■ Written instruction:
In the records that follow, show each line where the word "CHIP" is present.

■ Supplied information:
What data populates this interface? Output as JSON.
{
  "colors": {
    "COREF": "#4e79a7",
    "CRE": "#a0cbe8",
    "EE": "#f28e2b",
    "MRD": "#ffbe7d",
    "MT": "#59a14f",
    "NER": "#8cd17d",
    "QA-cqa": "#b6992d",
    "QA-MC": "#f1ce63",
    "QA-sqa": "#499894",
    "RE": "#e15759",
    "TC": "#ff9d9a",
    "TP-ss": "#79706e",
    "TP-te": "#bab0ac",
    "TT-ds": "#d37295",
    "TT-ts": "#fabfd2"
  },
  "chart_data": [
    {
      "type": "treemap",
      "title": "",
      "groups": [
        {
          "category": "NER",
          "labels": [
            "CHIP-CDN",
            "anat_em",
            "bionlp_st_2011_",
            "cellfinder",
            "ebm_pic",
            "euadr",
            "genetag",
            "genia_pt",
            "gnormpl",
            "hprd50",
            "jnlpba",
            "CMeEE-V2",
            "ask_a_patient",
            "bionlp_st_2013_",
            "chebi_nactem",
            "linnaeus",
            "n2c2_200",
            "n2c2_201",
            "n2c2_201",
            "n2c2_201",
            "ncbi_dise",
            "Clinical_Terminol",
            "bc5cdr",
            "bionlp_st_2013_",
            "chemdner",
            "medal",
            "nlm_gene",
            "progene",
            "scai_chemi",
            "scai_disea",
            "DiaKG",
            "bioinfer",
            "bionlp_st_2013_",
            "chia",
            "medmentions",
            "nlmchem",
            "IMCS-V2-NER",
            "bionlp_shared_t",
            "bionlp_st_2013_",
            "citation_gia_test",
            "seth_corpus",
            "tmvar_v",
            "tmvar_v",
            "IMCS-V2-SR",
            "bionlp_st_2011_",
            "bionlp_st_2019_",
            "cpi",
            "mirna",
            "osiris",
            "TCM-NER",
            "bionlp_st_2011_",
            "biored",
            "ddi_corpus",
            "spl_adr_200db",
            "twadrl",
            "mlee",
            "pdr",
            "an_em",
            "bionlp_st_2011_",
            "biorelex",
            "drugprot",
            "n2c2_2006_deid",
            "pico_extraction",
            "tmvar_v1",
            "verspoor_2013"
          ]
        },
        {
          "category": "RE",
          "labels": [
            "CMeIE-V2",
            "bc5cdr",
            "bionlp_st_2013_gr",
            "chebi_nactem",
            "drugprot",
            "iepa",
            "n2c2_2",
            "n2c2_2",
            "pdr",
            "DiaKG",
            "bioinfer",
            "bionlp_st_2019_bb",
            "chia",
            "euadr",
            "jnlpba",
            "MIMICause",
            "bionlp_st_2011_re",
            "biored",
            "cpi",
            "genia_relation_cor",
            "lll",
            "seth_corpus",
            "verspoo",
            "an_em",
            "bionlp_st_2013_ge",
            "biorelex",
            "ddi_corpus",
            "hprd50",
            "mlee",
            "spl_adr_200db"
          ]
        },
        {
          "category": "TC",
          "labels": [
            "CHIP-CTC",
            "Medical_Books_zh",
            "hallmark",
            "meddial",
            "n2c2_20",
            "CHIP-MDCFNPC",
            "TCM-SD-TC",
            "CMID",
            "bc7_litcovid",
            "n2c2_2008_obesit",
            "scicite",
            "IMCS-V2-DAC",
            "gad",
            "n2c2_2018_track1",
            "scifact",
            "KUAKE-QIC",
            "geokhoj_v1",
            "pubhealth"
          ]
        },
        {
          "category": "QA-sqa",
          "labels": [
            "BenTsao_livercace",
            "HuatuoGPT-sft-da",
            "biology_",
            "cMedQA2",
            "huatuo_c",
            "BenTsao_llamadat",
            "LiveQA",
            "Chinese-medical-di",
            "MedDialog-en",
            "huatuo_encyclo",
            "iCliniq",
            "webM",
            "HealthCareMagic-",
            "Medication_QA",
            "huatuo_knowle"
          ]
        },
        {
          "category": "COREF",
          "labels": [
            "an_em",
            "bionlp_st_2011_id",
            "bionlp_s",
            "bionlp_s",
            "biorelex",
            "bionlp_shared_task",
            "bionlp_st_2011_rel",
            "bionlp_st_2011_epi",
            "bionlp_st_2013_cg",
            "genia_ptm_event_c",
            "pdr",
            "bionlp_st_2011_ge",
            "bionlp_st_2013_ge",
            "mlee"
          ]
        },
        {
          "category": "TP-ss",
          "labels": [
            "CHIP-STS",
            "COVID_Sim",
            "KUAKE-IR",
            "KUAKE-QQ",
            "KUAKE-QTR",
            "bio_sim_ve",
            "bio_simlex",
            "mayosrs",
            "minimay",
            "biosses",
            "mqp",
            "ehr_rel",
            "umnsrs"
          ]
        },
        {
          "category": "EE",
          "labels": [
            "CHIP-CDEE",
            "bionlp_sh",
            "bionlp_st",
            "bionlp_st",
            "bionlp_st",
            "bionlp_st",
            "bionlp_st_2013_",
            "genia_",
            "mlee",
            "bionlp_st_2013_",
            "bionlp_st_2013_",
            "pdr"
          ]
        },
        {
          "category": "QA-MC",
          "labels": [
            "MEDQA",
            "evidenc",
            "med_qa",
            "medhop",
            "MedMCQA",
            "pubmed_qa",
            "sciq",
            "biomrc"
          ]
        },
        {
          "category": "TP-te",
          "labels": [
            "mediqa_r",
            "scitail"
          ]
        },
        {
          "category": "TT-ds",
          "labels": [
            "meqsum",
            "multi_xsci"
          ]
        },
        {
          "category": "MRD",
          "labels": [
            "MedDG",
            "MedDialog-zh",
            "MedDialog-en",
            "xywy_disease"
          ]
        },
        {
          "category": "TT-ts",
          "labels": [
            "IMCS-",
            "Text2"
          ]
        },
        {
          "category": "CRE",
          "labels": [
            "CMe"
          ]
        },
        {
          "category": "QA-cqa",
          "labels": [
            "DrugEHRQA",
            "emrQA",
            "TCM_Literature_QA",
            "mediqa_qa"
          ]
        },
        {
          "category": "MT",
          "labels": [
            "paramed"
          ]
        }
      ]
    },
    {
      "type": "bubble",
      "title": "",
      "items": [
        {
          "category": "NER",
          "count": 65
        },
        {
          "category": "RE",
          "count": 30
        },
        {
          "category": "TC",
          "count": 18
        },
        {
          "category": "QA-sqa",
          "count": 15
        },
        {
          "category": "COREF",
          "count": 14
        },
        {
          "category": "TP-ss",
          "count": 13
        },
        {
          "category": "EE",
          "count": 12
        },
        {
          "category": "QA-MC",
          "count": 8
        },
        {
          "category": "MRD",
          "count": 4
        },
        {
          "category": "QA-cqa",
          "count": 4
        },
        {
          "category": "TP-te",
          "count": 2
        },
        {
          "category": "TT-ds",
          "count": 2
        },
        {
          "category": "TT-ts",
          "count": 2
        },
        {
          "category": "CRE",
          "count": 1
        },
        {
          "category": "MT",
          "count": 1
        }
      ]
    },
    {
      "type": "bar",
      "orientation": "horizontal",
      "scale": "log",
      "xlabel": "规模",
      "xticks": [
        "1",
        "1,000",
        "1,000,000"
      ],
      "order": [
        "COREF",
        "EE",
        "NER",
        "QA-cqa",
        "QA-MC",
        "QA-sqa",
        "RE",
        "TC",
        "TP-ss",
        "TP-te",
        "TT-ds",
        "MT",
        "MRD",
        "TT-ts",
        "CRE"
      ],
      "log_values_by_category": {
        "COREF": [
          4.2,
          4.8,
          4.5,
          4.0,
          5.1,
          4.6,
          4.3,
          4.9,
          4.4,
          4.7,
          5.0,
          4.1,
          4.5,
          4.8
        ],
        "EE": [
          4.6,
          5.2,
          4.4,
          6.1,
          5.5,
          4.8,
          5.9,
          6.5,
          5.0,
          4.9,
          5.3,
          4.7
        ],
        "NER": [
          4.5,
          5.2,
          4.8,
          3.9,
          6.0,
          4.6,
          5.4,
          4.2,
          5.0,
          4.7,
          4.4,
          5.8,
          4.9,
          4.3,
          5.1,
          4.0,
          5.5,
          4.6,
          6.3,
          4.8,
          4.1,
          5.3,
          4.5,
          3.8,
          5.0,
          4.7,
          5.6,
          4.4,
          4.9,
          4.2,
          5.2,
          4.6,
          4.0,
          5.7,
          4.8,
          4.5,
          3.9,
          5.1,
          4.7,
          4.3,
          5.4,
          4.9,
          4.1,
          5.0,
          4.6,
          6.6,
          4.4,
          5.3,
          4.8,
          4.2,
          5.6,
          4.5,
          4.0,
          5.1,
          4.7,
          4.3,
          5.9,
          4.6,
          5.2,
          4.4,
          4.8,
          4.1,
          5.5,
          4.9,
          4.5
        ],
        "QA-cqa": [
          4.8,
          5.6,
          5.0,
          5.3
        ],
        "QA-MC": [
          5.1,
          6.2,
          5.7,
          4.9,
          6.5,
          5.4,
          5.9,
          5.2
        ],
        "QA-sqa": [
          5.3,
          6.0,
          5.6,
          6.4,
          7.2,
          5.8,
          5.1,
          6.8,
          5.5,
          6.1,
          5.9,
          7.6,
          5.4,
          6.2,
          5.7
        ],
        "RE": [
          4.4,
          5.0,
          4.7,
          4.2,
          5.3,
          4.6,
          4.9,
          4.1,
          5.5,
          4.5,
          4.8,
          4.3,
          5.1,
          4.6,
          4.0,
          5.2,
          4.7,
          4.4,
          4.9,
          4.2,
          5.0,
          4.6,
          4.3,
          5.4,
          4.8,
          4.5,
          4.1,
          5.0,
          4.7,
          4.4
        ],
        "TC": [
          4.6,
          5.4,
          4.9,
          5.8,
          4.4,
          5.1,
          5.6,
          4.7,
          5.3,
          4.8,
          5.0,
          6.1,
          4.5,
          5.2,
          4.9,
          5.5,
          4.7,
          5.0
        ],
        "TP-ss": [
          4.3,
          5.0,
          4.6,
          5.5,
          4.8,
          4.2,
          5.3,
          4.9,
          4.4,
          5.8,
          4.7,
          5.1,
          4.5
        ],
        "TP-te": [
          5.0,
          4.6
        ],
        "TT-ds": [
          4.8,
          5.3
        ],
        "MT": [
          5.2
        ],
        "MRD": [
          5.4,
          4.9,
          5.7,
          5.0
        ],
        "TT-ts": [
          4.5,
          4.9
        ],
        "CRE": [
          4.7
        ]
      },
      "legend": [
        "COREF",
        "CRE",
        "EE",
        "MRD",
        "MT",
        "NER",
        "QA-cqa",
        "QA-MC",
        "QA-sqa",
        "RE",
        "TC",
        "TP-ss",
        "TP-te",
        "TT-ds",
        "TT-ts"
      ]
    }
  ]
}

■ Worked solution:
            "CHIP-CDN",
            "CHIP-CTC",
            "CHIP-MDCFNPC",
            "CHIP-STS",
            "CHIP-CDEE",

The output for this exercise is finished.